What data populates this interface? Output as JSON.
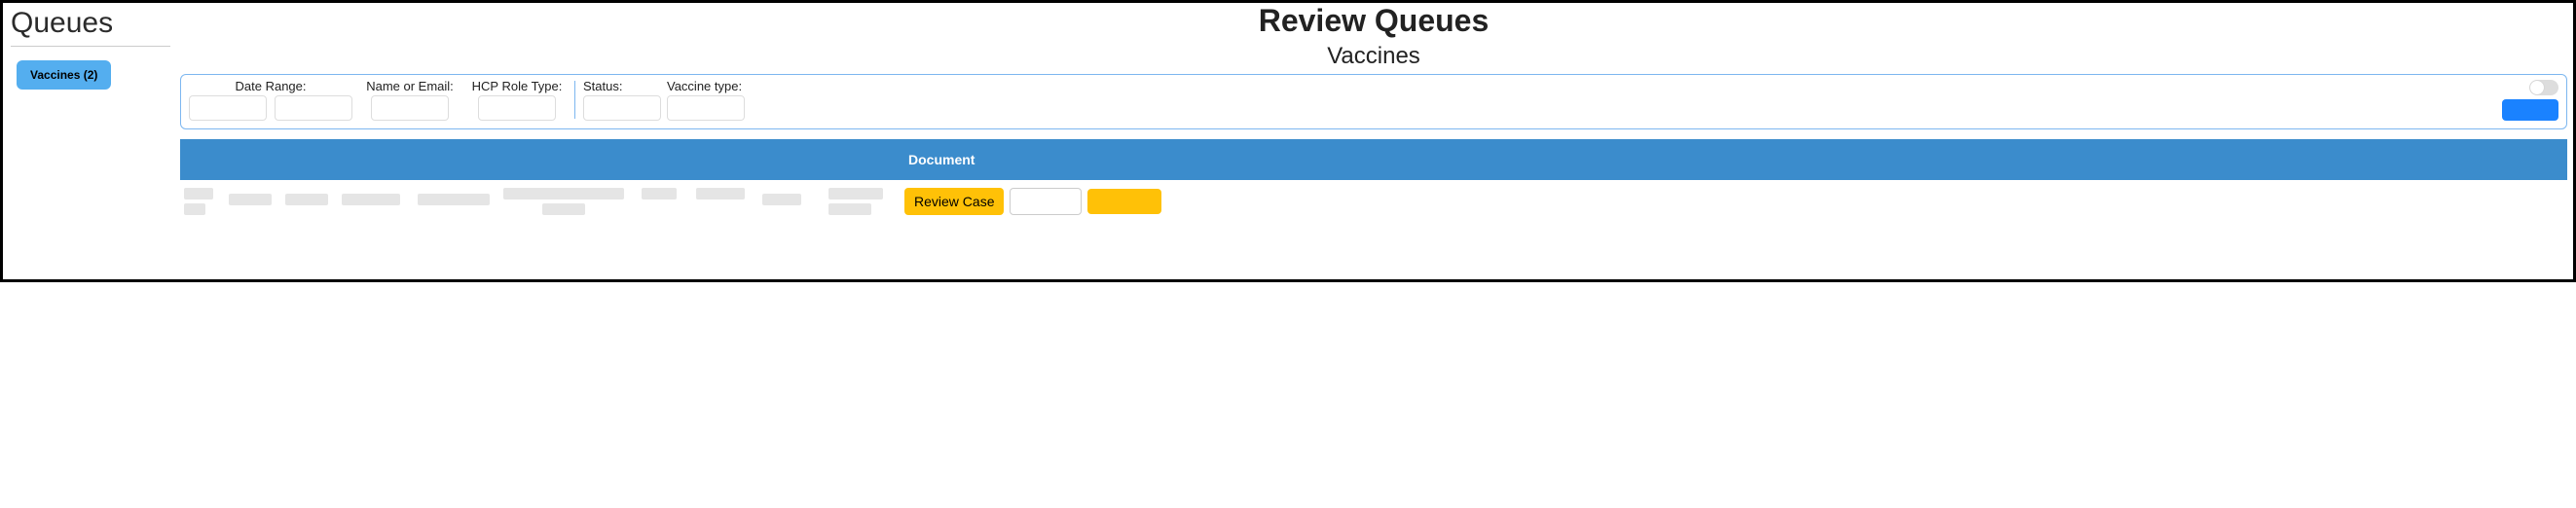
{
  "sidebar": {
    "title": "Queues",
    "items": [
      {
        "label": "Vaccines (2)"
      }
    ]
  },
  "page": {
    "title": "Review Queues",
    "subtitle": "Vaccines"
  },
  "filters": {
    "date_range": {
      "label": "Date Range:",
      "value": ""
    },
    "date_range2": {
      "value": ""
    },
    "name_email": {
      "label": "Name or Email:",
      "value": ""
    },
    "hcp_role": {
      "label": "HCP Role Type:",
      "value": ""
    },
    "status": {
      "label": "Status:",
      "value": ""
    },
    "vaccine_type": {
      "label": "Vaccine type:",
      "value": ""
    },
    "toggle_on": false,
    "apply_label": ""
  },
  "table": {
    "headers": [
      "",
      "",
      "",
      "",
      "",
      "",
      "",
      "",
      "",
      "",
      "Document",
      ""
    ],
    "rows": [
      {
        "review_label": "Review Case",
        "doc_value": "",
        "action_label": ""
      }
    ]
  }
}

## Your task
Exclude all images and restate the records above word for word.

## Solution to this task
What data populates this interface? Output as JSON.
{
  "sidebar": {
    "title": "Queues",
    "items": [
      {
        "label": "Vaccines (2)"
      }
    ]
  },
  "page": {
    "title": "Review Queues",
    "subtitle": "Vaccines"
  },
  "filters": {
    "date_range": {
      "label": "Date Range:",
      "value": ""
    },
    "date_range2": {
      "value": ""
    },
    "name_email": {
      "label": "Name or Email:",
      "value": ""
    },
    "hcp_role": {
      "label": "HCP Role Type:",
      "value": ""
    },
    "status": {
      "label": "Status:",
      "value": ""
    },
    "vaccine_type": {
      "label": "Vaccine type:",
      "value": ""
    },
    "toggle_on": false,
    "apply_label": ""
  },
  "table": {
    "headers": [
      "",
      "",
      "",
      "",
      "",
      "",
      "",
      "",
      "",
      "",
      "Document",
      ""
    ],
    "rows": [
      {
        "review_label": "Review Case",
        "doc_value": "",
        "action_label": ""
      }
    ]
  }
}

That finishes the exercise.